> **WHAT YOU NEED TO DO**:
Pick out each line below that contains the word "text", and copy those lines.
--- --- ---
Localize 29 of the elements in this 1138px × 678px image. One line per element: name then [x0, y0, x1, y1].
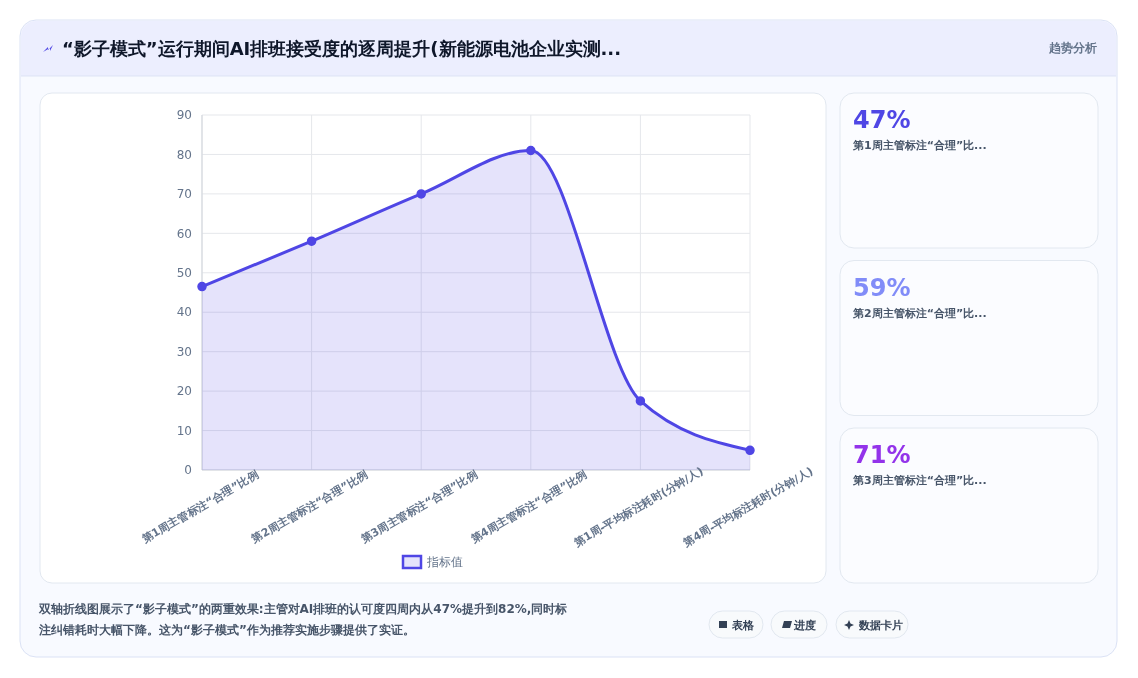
text: 第1周主管标注“合理”比...	[852, 139, 987, 152]
point	[745, 445, 755, 456]
point	[635, 396, 646, 406]
text: 第3周主管标注“合理”比...	[852, 474, 987, 487]
y-tick-label: 50	[176, 265, 192, 280]
text: 双轴折线图展示了“影子模式”的两重效果:主管对AI排班的认可度四周内从47%提升到82%,同时标注纠错耗时大幅下降。这为“影子模式”作为推荐实施步骤提供了实证。	[38, 602, 568, 637]
text: 表格	[731, 618, 755, 632]
text: 趋势分析	[1048, 41, 1097, 55]
text: 59%	[853, 273, 911, 302]
legend-label: 指标值	[426, 555, 463, 570]
point	[197, 281, 207, 292]
point	[526, 145, 536, 156]
y-tick-label: 60	[176, 226, 192, 241]
text: 47%	[853, 106, 911, 134]
y-tick-label: 10	[176, 423, 192, 438]
y-tick-label: 20	[176, 384, 192, 399]
point	[306, 236, 317, 246]
text: 第2周主管标注“合理”比...	[852, 306, 987, 320]
y-tick-label: 0	[184, 463, 192, 478]
text: 数据卡片	[858, 618, 903, 632]
y-tick-label: 30	[176, 344, 192, 359]
y-tick-label: 90	[176, 108, 192, 123]
text: 进度	[793, 618, 816, 632]
y-tick-label: 70	[176, 187, 192, 202]
chart-title: “影子模式”运行期间AI排班接受度的逐周提升(新能源电池企业实测...	[62, 38, 622, 59]
point	[416, 189, 426, 199]
text: 71%	[853, 441, 911, 469]
y-tick-label: 40	[176, 305, 192, 320]
y-tick-label: 80	[176, 147, 192, 162]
--- --- ---
> **RESULT FOR THIS TASK**:
text: 第1周主管标注“合理”比...	[852, 139, 987, 152]
text: 第3周主管标注“合理”比...	[852, 474, 987, 487]
text: 双轴折线图展示了“影子模式”的两重效果:主管对AI排班的认可度四周内从47%提升到82%,同时标注纠错耗时大幅下降。这为“影子模式”作为推荐实施步骤提供了实证。	[38, 602, 568, 637]
text: 表格	[731, 618, 755, 632]
text: 趋势分析	[1048, 41, 1097, 55]
text: 59%	[853, 273, 911, 302]
text: 47%	[853, 106, 911, 134]
text: 第2周主管标注“合理”比...	[852, 306, 987, 320]
text: 数据卡片	[858, 618, 903, 632]
text: 进度	[793, 618, 816, 632]
text: 71%	[853, 441, 911, 469]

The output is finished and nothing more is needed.